— begin Task inputs —
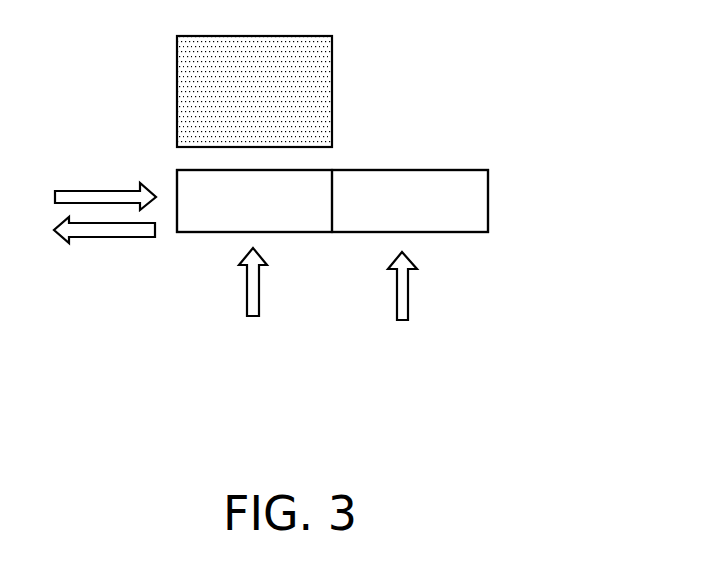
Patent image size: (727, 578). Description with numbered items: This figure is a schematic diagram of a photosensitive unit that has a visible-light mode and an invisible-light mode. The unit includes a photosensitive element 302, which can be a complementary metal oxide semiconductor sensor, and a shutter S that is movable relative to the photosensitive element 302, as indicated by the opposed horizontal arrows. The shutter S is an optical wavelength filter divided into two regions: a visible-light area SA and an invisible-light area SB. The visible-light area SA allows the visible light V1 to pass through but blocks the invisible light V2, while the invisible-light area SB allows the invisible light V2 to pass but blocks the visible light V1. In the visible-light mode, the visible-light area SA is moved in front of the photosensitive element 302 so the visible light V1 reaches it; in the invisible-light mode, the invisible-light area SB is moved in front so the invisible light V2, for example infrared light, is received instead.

The photosensitive element 302 is at (332, 84).
The shutter S is at (491, 140).
The visible-light area SA is at (205, 232).
The invisible-light area SB is at (488, 201).
The visible light V1 is at (253, 307).
The invisible light V2 is at (403, 312).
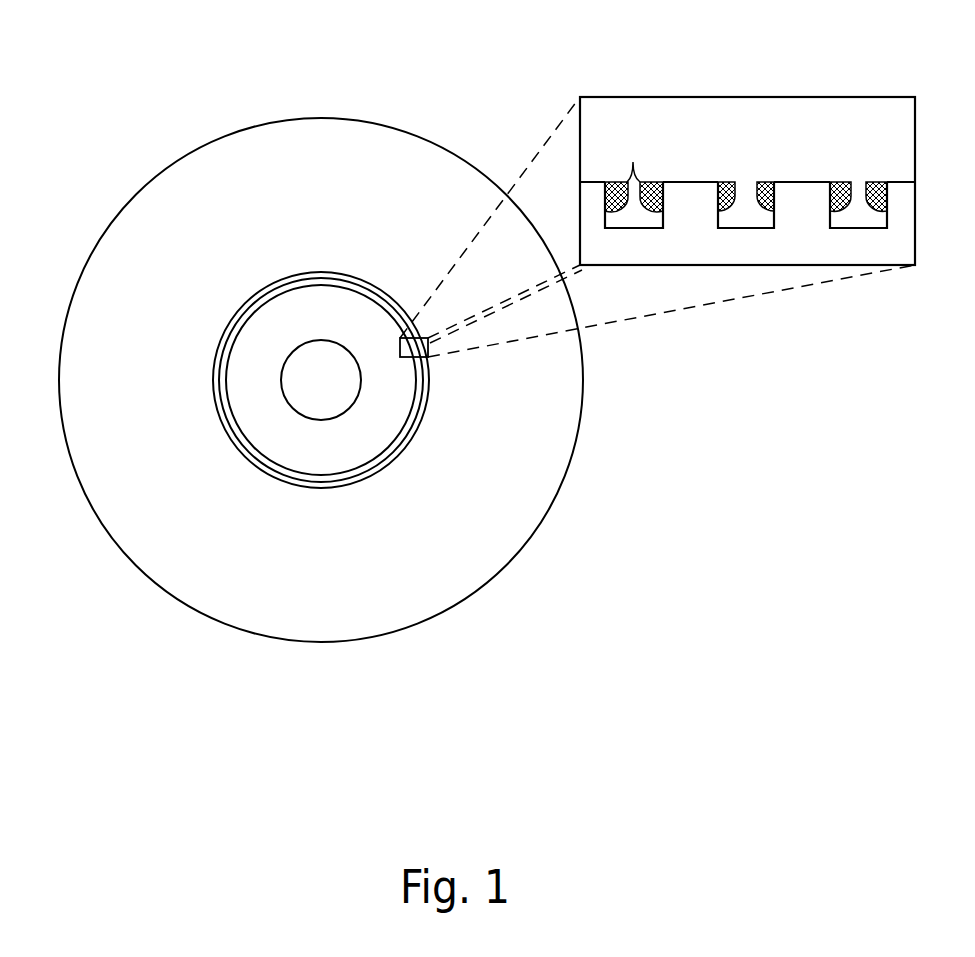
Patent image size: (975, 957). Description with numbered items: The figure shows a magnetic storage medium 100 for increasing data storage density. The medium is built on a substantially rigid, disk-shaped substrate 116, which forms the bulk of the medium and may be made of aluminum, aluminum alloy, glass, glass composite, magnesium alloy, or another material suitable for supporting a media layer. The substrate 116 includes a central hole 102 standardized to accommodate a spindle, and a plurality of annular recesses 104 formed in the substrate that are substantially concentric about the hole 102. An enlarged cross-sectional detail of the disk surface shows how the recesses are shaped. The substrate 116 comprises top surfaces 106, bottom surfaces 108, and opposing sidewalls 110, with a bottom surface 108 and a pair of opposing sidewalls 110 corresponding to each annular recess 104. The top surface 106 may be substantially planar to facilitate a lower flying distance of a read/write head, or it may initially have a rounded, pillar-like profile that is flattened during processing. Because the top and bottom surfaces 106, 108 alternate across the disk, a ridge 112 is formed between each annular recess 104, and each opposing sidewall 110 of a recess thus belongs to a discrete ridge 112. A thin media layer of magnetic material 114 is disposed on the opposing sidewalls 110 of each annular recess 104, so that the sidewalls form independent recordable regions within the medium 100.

The magnetic storage medium 100 is at (110, 70).
The central hole 102 is at (329, 401).
The annular recesses 104 is at (329, 276).
The top surfaces 106 is at (685, 180).
The bottom surfaces 108 is at (748, 227).
The opposing sidewalls 110 is at (633, 162).
The ridge 112 is at (800, 192).
The magnetic material 114 is at (843, 192).
The substrate 116 is at (729, 259).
— end Task inputs —
→ **Stated problem**
Report every line of the data above that contains the word "magnetic", copying each such line in full.

→ **Result**
Patent image size: (975, 957). Description with numbered items: The figure shows a magnetic storage medium 100 for increasing data storage density. The medium is built on a substantially rigid, disk-shaped substrate 116, which forms the bulk of the medium and may be made of aluminum, aluminum alloy, glass, glass composite, magnesium alloy, or another material suitable for supporting a media layer. The substrate 116 includes a central hole 102 standardized to accommodate a spindle, and a plurality of annular recesses 104 formed in the substrate that are substantially concentric about the hole 102. An enlarged cross-sectional detail of the disk surface shows how the recesses are shaped. The substrate 116 comprises top surfaces 106, bottom surfaces 108, and opposing sidewalls 110, with a bottom surface 108 and a pair of opposing sidewalls 110 corresponding to each annular recess 104. The top surface 106 may be substantially planar to facilitate a lower flying distance of a read/write head, or it may initially have a rounded, pillar-like profile that is flattened during processing. Because the top and bottom surfaces 106, 108 alternate across the disk, a ridge 112 is formed between each annular recess 104, and each opposing sidewall 110 of a recess thus belongs to a discrete ridge 112. A thin media layer of magnetic material 114 is disposed on the opposing sidewalls 110 of each annular recess 104, so that the sidewalls form independent recordable regions within the medium 100.
The magnetic storage medium 100 is at (110, 70).
The magnetic material 114 is at (843, 192).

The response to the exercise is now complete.